§ Directive
Restate the records below word for word.

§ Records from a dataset
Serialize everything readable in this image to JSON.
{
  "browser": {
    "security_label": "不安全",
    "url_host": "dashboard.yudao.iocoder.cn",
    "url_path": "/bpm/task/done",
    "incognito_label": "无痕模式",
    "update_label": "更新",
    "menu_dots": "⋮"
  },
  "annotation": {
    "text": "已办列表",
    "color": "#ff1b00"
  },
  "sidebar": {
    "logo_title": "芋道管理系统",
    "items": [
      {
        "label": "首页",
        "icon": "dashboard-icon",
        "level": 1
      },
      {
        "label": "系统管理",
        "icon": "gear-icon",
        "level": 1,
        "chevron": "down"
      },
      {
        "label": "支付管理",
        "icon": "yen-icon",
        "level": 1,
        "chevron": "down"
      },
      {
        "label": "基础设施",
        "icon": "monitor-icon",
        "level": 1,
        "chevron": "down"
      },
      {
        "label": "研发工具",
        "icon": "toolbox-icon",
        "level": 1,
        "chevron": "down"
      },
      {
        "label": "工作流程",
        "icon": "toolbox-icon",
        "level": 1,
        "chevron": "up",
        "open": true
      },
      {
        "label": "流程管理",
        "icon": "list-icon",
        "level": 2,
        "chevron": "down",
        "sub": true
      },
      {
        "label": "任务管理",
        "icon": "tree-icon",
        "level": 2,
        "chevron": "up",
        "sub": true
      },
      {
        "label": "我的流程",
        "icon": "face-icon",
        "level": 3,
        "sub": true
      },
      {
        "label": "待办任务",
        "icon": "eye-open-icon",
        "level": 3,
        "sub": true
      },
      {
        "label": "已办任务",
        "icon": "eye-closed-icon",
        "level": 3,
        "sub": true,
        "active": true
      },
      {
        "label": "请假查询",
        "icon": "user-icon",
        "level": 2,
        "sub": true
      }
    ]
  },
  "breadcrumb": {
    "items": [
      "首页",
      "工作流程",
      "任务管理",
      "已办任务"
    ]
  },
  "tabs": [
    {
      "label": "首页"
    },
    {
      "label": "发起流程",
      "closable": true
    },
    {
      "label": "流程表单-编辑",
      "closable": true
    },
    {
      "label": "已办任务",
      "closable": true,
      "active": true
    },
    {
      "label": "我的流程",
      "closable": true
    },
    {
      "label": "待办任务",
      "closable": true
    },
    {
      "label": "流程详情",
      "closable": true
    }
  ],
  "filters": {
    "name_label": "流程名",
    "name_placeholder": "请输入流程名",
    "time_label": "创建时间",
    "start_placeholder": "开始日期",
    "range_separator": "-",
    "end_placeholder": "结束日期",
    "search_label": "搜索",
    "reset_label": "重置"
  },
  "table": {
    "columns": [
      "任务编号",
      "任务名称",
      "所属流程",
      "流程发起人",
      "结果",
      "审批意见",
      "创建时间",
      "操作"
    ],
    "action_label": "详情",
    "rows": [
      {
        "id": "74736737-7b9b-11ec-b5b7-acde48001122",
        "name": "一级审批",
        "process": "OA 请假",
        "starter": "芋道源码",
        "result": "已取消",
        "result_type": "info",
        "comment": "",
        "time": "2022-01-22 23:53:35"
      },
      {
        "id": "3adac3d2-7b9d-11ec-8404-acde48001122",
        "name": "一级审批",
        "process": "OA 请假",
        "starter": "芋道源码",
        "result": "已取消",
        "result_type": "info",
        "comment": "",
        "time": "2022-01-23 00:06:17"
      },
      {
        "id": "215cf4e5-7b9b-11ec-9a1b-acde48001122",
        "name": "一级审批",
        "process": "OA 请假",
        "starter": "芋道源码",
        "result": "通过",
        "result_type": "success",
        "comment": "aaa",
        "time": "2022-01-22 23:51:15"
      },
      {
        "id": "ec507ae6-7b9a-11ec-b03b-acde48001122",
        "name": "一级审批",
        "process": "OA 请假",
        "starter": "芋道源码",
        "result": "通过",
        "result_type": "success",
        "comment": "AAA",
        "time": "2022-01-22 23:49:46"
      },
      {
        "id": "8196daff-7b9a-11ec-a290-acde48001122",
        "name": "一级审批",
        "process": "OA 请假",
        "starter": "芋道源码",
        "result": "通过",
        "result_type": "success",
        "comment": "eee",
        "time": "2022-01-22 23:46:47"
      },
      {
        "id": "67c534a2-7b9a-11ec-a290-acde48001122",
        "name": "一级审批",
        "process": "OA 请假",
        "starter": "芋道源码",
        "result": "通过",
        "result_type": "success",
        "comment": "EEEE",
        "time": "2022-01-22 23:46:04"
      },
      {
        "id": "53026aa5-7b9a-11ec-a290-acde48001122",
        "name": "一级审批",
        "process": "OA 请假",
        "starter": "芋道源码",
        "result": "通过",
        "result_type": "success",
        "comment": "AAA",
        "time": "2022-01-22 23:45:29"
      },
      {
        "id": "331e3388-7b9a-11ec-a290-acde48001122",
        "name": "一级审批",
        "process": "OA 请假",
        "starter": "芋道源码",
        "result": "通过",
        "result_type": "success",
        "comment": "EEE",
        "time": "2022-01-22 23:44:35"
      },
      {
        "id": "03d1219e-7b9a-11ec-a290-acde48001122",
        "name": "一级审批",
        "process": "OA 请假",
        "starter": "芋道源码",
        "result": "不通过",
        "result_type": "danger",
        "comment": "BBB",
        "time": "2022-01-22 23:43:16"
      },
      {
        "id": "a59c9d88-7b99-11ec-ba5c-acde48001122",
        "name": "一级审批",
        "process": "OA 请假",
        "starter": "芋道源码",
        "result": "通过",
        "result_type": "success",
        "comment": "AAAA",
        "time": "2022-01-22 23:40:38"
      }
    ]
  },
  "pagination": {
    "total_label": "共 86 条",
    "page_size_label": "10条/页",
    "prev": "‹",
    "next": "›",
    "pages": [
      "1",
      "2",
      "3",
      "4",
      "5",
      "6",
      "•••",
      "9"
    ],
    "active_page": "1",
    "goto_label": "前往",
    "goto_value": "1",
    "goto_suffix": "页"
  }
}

§ Answer
Serialize everything readable in this image to JSON.
{
  "browser": {
    "security_label": "不安全",
    "url_host": "dashboard.yudao.iocoder.cn",
    "url_path": "/bpm/task/done",
    "incognito_label": "无痕模式",
    "update_label": "更新",
    "menu_dots": "⋮"
  },
  "annotation": {
    "text": "已办列表",
    "color": "#ff1b00"
  },
  "sidebar": {
    "logo_title": "芋道管理系统",
    "items": [
      {
        "label": "首页",
        "icon": "dashboard-icon",
        "level": 1
      },
      {
        "label": "系统管理",
        "icon": "gear-icon",
        "level": 1,
        "chevron": "down"
      },
      {
        "label": "支付管理",
        "icon": "yen-icon",
        "level": 1,
        "chevron": "down"
      },
      {
        "label": "基础设施",
        "icon": "monitor-icon",
        "level": 1,
        "chevron": "down"
      },
      {
        "label": "研发工具",
        "icon": "toolbox-icon",
        "level": 1,
        "chevron": "down"
      },
      {
        "label": "工作流程",
        "icon": "toolbox-icon",
        "level": 1,
        "chevron": "up",
        "open": true
      },
      {
        "label": "流程管理",
        "icon": "list-icon",
        "level": 2,
        "chevron": "down",
        "sub": true
      },
      {
        "label": "任务管理",
        "icon": "tree-icon",
        "level": 2,
        "chevron": "up",
        "sub": true
      },
      {
        "label": "我的流程",
        "icon": "face-icon",
        "level": 3,
        "sub": true
      },
      {
        "label": "待办任务",
        "icon": "eye-open-icon",
        "level": 3,
        "sub": true
      },
      {
        "label": "已办任务",
        "icon": "eye-closed-icon",
        "level": 3,
        "sub": true,
        "active": true
      },
      {
        "label": "请假查询",
        "icon": "user-icon",
        "level": 2,
        "sub": true
      }
    ]
  },
  "breadcrumb": {
    "items": [
      "首页",
      "工作流程",
      "任务管理",
      "已办任务"
    ]
  },
  "tabs": [
    {
      "label": "首页"
    },
    {
      "label": "发起流程",
      "closable": true
    },
    {
      "label": "流程表单-编辑",
      "closable": true
    },
    {
      "label": "已办任务",
      "closable": true,
      "active": true
    },
    {
      "label": "我的流程",
      "closable": true
    },
    {
      "label": "待办任务",
      "closable": true
    },
    {
      "label": "流程详情",
      "closable": true
    }
  ],
  "filters": {
    "name_label": "流程名",
    "name_placeholder": "请输入流程名",
    "time_label": "创建时间",
    "start_placeholder": "开始日期",
    "range_separator": "-",
    "end_placeholder": "结束日期",
    "search_label": "搜索",
    "reset_label": "重置"
  },
  "table": {
    "columns": [
      "任务编号",
      "任务名称",
      "所属流程",
      "流程发起人",
      "结果",
      "审批意见",
      "创建时间",
      "操作"
    ],
    "action_label": "详情",
    "rows": [
      {
        "id": "74736737-7b9b-11ec-b5b7-acde48001122",
        "name": "一级审批",
        "process": "OA 请假",
        "starter": "芋道源码",
        "result": "已取消",
        "result_type": "info",
        "comment": "",
        "time": "2022-01-22 23:53:35"
      },
      {
        "id": "3adac3d2-7b9d-11ec-8404-acde48001122",
        "name": "一级审批",
        "process": "OA 请假",
        "starter": "芋道源码",
        "result": "已取消",
        "result_type": "info",
        "comment": "",
        "time": "2022-01-23 00:06:17"
      },
      {
        "id": "215cf4e5-7b9b-11ec-9a1b-acde48001122",
        "name": "一级审批",
        "process": "OA 请假",
        "starter": "芋道源码",
        "result": "通过",
        "result_type": "success",
        "comment": "aaa",
        "time": "2022-01-22 23:51:15"
      },
      {
        "id": "ec507ae6-7b9a-11ec-b03b-acde48001122",
        "name": "一级审批",
        "process": "OA 请假",
        "starter": "芋道源码",
        "result": "通过",
        "result_type": "success",
        "comment": "AAA",
        "time": "2022-01-22 23:49:46"
      },
      {
        "id": "8196daff-7b9a-11ec-a290-acde48001122",
        "name": "一级审批",
        "process": "OA 请假",
        "starter": "芋道源码",
        "result": "通过",
        "result_type": "success",
        "comment": "eee",
        "time": "2022-01-22 23:46:47"
      },
      {
        "id": "67c534a2-7b9a-11ec-a290-acde48001122",
        "name": "一级审批",
        "process": "OA 请假",
        "starter": "芋道源码",
        "result": "通过",
        "result_type": "success",
        "comment": "EEEE",
        "time": "2022-01-22 23:46:04"
      },
      {
        "id": "53026aa5-7b9a-11ec-a290-acde48001122",
        "name": "一级审批",
        "process": "OA 请假",
        "starter": "芋道源码",
        "result": "通过",
        "result_type": "success",
        "comment": "AAA",
        "time": "2022-01-22 23:45:29"
      },
      {
        "id": "331e3388-7b9a-11ec-a290-acde48001122",
        "name": "一级审批",
        "process": "OA 请假",
        "starter": "芋道源码",
        "result": "通过",
        "result_type": "success",
        "comment": "EEE",
        "time": "2022-01-22 23:44:35"
      },
      {
        "id": "03d1219e-7b9a-11ec-a290-acde48001122",
        "name": "一级审批",
        "process": "OA 请假",
        "starter": "芋道源码",
        "result": "不通过",
        "result_type": "danger",
        "comment": "BBB",
        "time": "2022-01-22 23:43:16"
      },
      {
        "id": "a59c9d88-7b99-11ec-ba5c-acde48001122",
        "name": "一级审批",
        "process": "OA 请假",
        "starter": "芋道源码",
        "result": "通过",
        "result_type": "success",
        "comment": "AAAA",
        "time": "2022-01-22 23:40:38"
      }
    ]
  },
  "pagination": {
    "total_label": "共 86 条",
    "page_size_label": "10条/页",
    "prev": "‹",
    "next": "›",
    "pages": [
      "1",
      "2",
      "3",
      "4",
      "5",
      "6",
      "•••",
      "9"
    ],
    "active_page": "1",
    "goto_label": "前往",
    "goto_value": "1",
    "goto_suffix": "页"
  }
}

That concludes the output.